Without the pictures, reproduce the records that follow exactly.

▶ **AVAILABLE DATA**
↓↓↓

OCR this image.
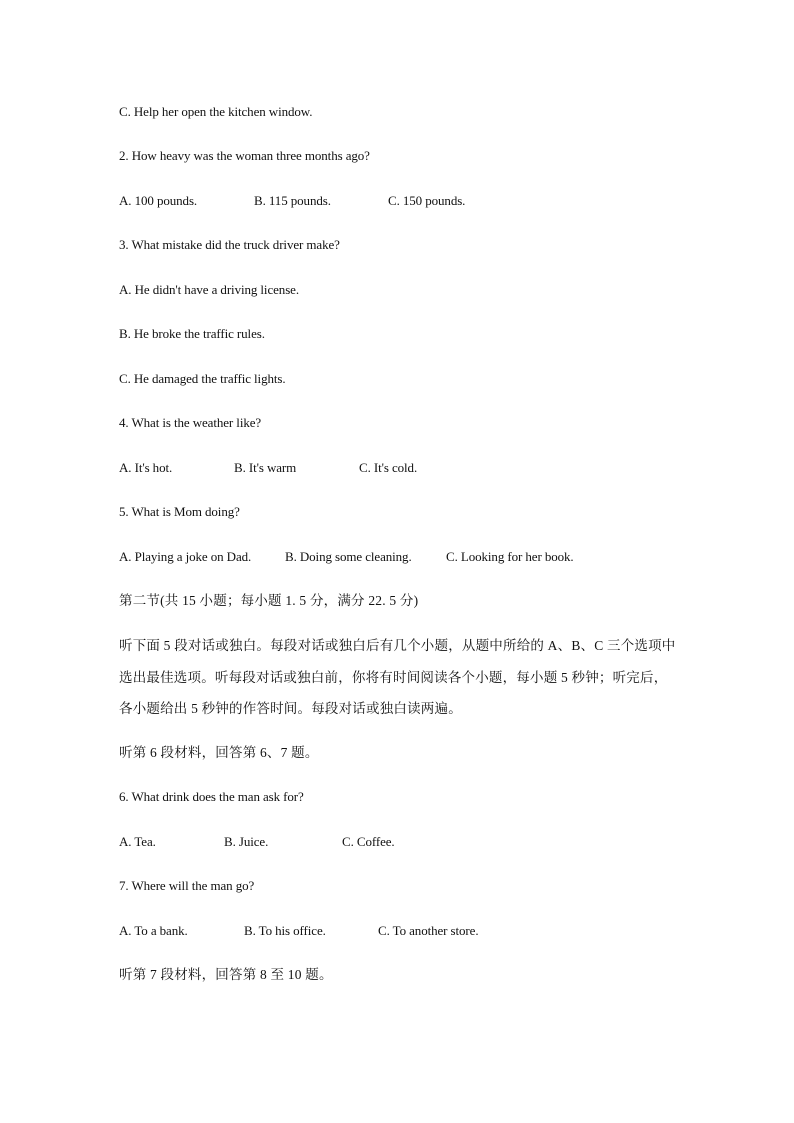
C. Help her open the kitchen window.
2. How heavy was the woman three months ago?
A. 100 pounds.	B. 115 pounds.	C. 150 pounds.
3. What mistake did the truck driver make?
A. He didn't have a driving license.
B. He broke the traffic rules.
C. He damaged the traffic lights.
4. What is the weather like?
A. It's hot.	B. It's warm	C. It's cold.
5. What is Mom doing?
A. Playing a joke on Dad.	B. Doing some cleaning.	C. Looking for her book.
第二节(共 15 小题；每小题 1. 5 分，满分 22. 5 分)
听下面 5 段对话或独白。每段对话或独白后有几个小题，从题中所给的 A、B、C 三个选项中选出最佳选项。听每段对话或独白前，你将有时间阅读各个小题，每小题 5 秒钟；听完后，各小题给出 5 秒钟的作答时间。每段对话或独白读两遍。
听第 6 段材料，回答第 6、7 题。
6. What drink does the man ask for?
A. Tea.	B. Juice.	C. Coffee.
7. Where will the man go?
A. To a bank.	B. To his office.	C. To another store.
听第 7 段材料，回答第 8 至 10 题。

↑↑↑

▶ **THE RESULT**
OCR this image.
C. Help her open the kitchen window.
2. How heavy was the woman three months ago?
A. 100 pounds.	B. 115 pounds.	C. 150 pounds.
3. What mistake did the truck driver make?
A. He didn't have a driving license.
B. He broke the traffic rules.
C. He damaged the traffic lights.
4. What is the weather like?
A. It's hot.	B. It's warm	C. It's cold.
5. What is Mom doing?
A. Playing a joke on Dad.	B. Doing some cleaning.	C. Looking for her book.
第二节(共 15 小题；每小题 1. 5 分，满分 22. 5 分)
听下面 5 段对话或独白。每段对话或独白后有几个小题，从题中所给的 A、B、C 三个选项中选出最佳选项。听每段对话或独白前，你将有时间阅读各个小题，每小题 5 秒钟；听完后，各小题给出 5 秒钟的作答时间。每段对话或独白读两遍。
听第 6 段材料，回答第 6、7 题。
6. What drink does the man ask for?
A. Tea.	B. Juice.	C. Coffee.
7. Where will the man go?
A. To a bank.	B. To his office.	C. To another store.
听第 7 段材料，回答第 8 至 10 题。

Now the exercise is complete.